# [Your instructions]
How many lines hold the string "กงานปล"? Give only the number.

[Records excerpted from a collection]
■ ■ ■ ■
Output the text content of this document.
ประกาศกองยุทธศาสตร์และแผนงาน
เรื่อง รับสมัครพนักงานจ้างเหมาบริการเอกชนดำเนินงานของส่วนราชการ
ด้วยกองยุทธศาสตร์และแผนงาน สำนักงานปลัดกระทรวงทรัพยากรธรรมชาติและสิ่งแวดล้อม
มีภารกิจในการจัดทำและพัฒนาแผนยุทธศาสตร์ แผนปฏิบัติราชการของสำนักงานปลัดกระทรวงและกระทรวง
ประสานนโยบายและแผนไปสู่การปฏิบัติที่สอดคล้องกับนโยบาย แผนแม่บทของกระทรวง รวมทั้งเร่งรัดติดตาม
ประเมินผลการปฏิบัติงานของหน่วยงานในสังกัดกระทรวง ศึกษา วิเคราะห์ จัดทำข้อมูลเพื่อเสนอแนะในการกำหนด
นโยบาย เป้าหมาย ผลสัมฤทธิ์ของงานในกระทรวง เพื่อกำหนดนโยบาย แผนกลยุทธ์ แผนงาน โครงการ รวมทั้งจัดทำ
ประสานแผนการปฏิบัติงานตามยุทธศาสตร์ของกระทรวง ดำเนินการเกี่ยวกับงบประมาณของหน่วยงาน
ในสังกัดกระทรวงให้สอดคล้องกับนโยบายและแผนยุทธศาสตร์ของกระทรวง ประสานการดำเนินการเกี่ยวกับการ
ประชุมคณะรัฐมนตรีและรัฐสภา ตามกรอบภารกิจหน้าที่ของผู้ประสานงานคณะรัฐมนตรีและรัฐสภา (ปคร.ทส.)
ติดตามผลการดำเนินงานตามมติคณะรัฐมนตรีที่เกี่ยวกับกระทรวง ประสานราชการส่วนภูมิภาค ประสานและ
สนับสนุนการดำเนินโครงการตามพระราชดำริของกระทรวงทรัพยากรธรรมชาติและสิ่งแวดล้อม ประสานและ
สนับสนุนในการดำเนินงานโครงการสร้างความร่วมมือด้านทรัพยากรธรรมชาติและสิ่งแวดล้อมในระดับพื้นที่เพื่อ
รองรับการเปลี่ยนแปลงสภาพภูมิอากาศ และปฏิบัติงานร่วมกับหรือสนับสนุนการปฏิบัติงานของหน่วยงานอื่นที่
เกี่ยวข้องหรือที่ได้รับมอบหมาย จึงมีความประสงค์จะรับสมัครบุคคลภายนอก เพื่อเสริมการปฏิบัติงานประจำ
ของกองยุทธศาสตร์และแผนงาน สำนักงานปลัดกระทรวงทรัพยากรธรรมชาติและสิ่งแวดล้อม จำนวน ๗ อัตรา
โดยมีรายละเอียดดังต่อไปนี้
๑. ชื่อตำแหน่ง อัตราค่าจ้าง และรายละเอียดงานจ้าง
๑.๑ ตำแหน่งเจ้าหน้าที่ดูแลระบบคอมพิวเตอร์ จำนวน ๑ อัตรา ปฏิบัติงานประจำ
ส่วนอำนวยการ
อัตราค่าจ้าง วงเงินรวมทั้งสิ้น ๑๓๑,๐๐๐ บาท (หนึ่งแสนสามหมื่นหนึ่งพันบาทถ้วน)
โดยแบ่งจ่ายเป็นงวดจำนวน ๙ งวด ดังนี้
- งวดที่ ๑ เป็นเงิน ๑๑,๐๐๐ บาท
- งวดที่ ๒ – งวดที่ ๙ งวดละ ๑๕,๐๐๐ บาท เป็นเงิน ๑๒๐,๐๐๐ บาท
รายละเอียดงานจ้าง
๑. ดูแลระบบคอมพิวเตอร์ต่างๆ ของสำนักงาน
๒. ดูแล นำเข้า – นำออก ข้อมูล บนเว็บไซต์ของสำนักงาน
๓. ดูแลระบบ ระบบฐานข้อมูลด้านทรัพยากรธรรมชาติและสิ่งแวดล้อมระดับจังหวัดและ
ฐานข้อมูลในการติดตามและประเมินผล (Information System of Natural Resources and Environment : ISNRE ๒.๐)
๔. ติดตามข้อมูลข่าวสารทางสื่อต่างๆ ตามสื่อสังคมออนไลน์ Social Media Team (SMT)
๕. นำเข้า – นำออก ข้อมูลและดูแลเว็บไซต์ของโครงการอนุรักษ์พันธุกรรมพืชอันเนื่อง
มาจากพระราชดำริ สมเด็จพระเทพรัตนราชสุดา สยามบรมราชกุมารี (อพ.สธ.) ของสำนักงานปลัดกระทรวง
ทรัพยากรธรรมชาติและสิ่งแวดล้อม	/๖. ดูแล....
■ ■ ■ ■
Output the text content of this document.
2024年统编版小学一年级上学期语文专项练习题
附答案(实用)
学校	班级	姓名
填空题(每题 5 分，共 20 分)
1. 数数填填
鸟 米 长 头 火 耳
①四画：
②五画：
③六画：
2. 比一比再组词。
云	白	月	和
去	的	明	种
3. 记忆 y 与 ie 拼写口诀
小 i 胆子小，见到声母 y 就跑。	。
■ ■ ■ ■
# [Completed task]
4